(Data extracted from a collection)
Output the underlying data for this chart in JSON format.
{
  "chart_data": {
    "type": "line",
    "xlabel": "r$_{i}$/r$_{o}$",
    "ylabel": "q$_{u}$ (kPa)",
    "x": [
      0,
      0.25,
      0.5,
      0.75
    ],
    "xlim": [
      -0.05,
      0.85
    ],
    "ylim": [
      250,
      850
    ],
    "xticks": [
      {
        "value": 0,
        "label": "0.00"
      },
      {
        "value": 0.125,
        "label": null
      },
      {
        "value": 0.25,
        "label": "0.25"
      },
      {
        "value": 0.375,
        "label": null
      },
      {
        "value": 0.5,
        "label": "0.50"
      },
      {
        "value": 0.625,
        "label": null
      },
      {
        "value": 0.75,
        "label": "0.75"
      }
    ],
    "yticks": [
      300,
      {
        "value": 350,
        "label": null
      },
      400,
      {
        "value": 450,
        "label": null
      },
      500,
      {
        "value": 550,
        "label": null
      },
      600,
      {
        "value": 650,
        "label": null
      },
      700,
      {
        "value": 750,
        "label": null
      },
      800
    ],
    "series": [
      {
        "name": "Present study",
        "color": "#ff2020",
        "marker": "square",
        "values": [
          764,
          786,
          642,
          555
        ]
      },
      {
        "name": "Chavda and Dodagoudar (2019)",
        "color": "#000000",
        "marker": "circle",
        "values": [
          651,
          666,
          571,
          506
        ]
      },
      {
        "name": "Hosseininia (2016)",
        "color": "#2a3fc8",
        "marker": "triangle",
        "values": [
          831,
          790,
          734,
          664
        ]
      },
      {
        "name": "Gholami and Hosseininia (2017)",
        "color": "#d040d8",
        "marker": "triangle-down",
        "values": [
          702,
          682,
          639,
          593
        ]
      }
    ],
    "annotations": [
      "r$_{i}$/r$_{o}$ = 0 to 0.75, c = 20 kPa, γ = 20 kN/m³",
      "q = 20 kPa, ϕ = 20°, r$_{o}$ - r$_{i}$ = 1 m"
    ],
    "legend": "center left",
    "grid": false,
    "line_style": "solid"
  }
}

**Required task**: Reproduce the entries above in full by retyping them exactly.

**Final answer**:
Output the underlying data for this chart in JSON format.
{
  "chart_data": {
    "type": "line",
    "xlabel": "r$_{i}$/r$_{o}$",
    "ylabel": "q$_{u}$ (kPa)",
    "x": [
      0,
      0.25,
      0.5,
      0.75
    ],
    "xlim": [
      -0.05,
      0.85
    ],
    "ylim": [
      250,
      850
    ],
    "xticks": [
      {
        "value": 0,
        "label": "0.00"
      },
      {
        "value": 0.125,
        "label": null
      },
      {
        "value": 0.25,
        "label": "0.25"
      },
      {
        "value": 0.375,
        "label": null
      },
      {
        "value": 0.5,
        "label": "0.50"
      },
      {
        "value": 0.625,
        "label": null
      },
      {
        "value": 0.75,
        "label": "0.75"
      }
    ],
    "yticks": [
      300,
      {
        "value": 350,
        "label": null
      },
      400,
      {
        "value": 450,
        "label": null
      },
      500,
      {
        "value": 550,
        "label": null
      },
      600,
      {
        "value": 650,
        "label": null
      },
      700,
      {
        "value": 750,
        "label": null
      },
      800
    ],
    "series": [
      {
        "name": "Present study",
        "color": "#ff2020",
        "marker": "square",
        "values": [
          764,
          786,
          642,
          555
        ]
      },
      {
        "name": "Chavda and Dodagoudar (2019)",
        "color": "#000000",
        "marker": "circle",
        "values": [
          651,
          666,
          571,
          506
        ]
      },
      {
        "name": "Hosseininia (2016)",
        "color": "#2a3fc8",
        "marker": "triangle",
        "values": [
          831,
          790,
          734,
          664
        ]
      },
      {
        "name": "Gholami and Hosseininia (2017)",
        "color": "#d040d8",
        "marker": "triangle-down",
        "values": [
          702,
          682,
          639,
          593
        ]
      }
    ],
    "annotations": [
      "r$_{i}$/r$_{o}$ = 0 to 0.75, c = 20 kPa, γ = 20 kN/m³",
      "q = 20 kPa, ϕ = 20°, r$_{o}$ - r$_{i}$ = 1 m"
    ],
    "legend": "center left",
    "grid": false,
    "line_style": "solid"
  }
}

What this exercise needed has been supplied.